◆ Aim ◆
According to the coverage of the Asia-Pacific Social Protection Week 2016, which organization organized the event?

◆ Quoted passage ◆

·····

The asia-pacific social protection week 2016: day 4 session coverage




Manila, 4 August 2016: Government representatives, policymakers, researchers and practitioners participated in the Asia-Pacific Social Protection Week (APSP 2016) to discuss recent issues affecting social protection in developing economies, showcasing success stories from countries with advanced social protection systems. The APSP 2016 was organised by the Asian Development Bank (ADB), taking place in Manila, Philippines, from 1-5 August. featured as one of the partners of the APSP 2016. Become a member of the platform to access the latest social protection related content from the Asia-Pacific region.


Day 4 of the APSP Week


The day commenced with a special lecture on Labour Market Programmes from Duncam Campbell (Professor, Cornell University and former Director of the Policy and Integration Department, International Labour Organisation). The lecture explored how labour is being substituted and complemented by new technologies. He reflected on how today’s technological revolution has had as great an impact on life and labour, comprable to the introduction of electricity, transforming the lives of people around the world. The impact is also universal, given that smartphones are accessible to the poor. With respect to data, staggering advances in software and hardware facilitate the processing of massive amounts of data, which are then able to be analysed. This has resulted in routine, patterned and predictable jobs (such as bookkeeping and cashiers) being replaced by computers, due to their ease of automation.

·····

◆ Dataset extract ◆
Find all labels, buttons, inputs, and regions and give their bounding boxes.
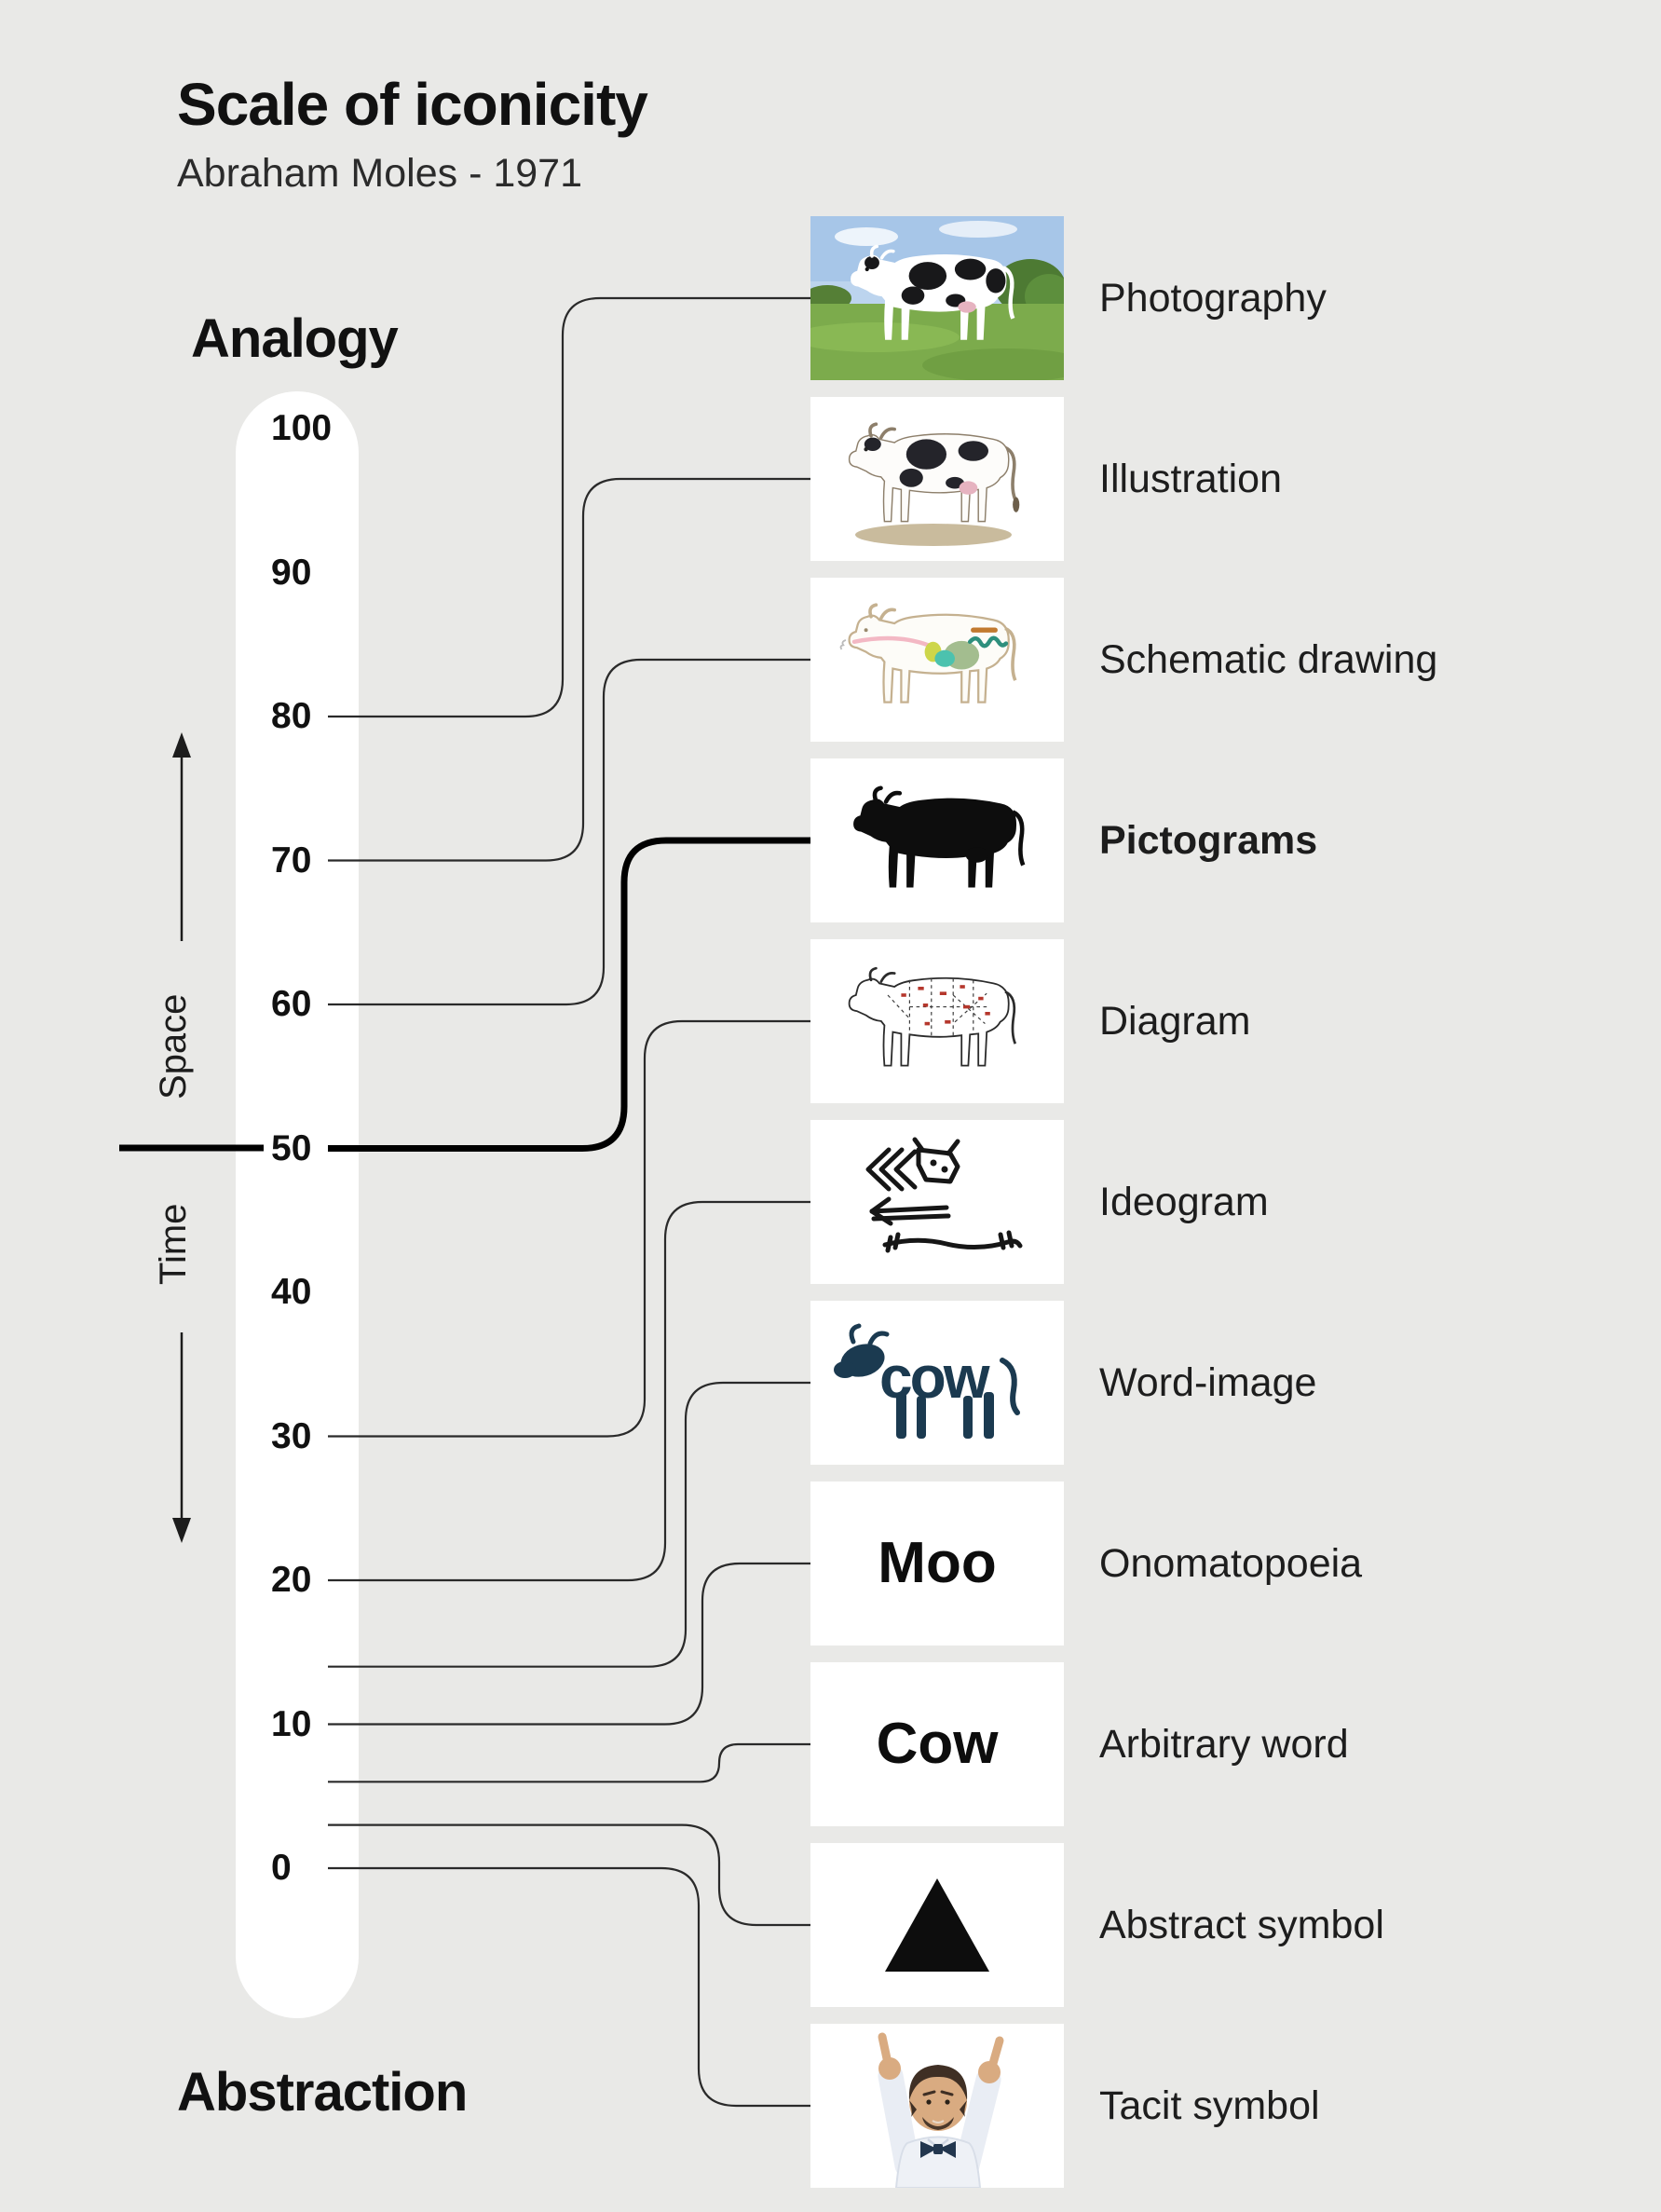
card-tacit-symbol — [810, 2024, 1064, 2188]
connector-pictograms — [328, 837, 810, 1152]
connector-ideogram — [328, 1200, 810, 1582]
pictogram-cow-image — [810, 758, 1064, 922]
card-schematic-drawing — [810, 578, 1064, 742]
connector-arbitrary-word — [328, 1742, 810, 1783]
card-word-image: cow — [810, 1301, 1064, 1465]
tick-label-20: 20 — [271, 1560, 312, 1600]
arbitrary-word-text: Cow — [877, 1712, 1000, 1776]
space-up-arrow — [172, 732, 191, 941]
scale-bottom-label: Abstraction — [177, 2062, 468, 2123]
arbitrary-word: Cow — [810, 1662, 1064, 1826]
page-title: Scale of iconicity — [177, 71, 648, 138]
tick-label-40: 40 — [271, 1272, 312, 1312]
word-image-text: cow — [879, 1344, 990, 1411]
connector-tacit-symbol — [328, 1866, 810, 2108]
space-axis-label: Space — [153, 993, 194, 1099]
connector-onomatopoeia — [328, 1562, 810, 1726]
item-label-photography: Photography — [1099, 276, 1327, 321]
tick-label-100: 100 — [271, 408, 333, 448]
item-label-onomatopoeia: Onomatopoeia — [1099, 1541, 1363, 1586]
page-subtitle: Abraham Moles - 1971 — [177, 151, 582, 196]
card-ideogram — [810, 1120, 1064, 1284]
card-diagram — [810, 939, 1064, 1103]
card-arbitrary-word: Cow — [810, 1662, 1064, 1826]
connector-abstract-symbol — [328, 1823, 810, 1927]
onomatopoeia-word: Moo — [810, 1481, 1064, 1645]
connector-diagram — [328, 1019, 810, 1438]
item-label-abstract-symbol: Abstract symbol — [1099, 1903, 1384, 1947]
item-label-schematic: Schematic drawing — [1099, 637, 1438, 682]
card-photography — [810, 216, 1064, 380]
tick-label-60: 60 — [271, 984, 312, 1024]
triangle-symbol — [810, 1843, 1064, 2007]
schematic-cow-image — [810, 578, 1064, 742]
connector-word-image — [328, 1381, 810, 1668]
photo-cow-image — [810, 216, 1064, 380]
item-label-arbitrary-word: Arbitrary word — [1099, 1722, 1349, 1767]
scale-top-label: Analogy — [191, 308, 399, 369]
tick-label-0: 0 — [271, 1848, 292, 1888]
item-label-pictograms: Pictograms — [1099, 818, 1318, 863]
tick-label-70: 70 — [271, 840, 312, 881]
card-abstract-symbol — [810, 1843, 1064, 2007]
tick-label-50: 50 — [271, 1127, 312, 1168]
person-horns-gesture-image — [810, 2024, 1064, 2188]
connector-photography — [328, 296, 810, 718]
item-label-ideogram: Ideogram — [1099, 1180, 1269, 1224]
item-label-word-image: Word-image — [1099, 1360, 1317, 1405]
iconicity-scale-bar — [236, 391, 359, 2018]
card-illustration — [810, 397, 1064, 561]
tick-label-10: 10 — [271, 1703, 312, 1744]
card-pictograms — [810, 758, 1064, 922]
onomatopoeia-text: Moo — [878, 1531, 996, 1595]
illustration-cow-image — [810, 397, 1064, 561]
word-image-cow: cow — [810, 1301, 1064, 1465]
diagram-cow-image — [810, 939, 1064, 1103]
item-label-diagram: Diagram — [1099, 999, 1251, 1044]
ideogram-cow-image — [810, 1120, 1064, 1284]
tick-label-90: 90 — [271, 552, 312, 593]
item-label-illustration: Illustration — [1099, 457, 1282, 501]
tick-label-80: 80 — [271, 696, 312, 736]
tick-label-30: 30 — [271, 1415, 312, 1456]
connector-schematic — [328, 658, 810, 1006]
time-axis-label: Time — [153, 1203, 194, 1285]
card-onomatopoeia: Moo — [810, 1481, 1064, 1645]
item-label-tacit-symbol: Tacit symbol — [1099, 2083, 1320, 2128]
connector-illustration — [328, 477, 810, 862]
time-down-arrow — [172, 1332, 191, 1543]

·····

◆ Response ◆
The Asian Development Bank (ADB).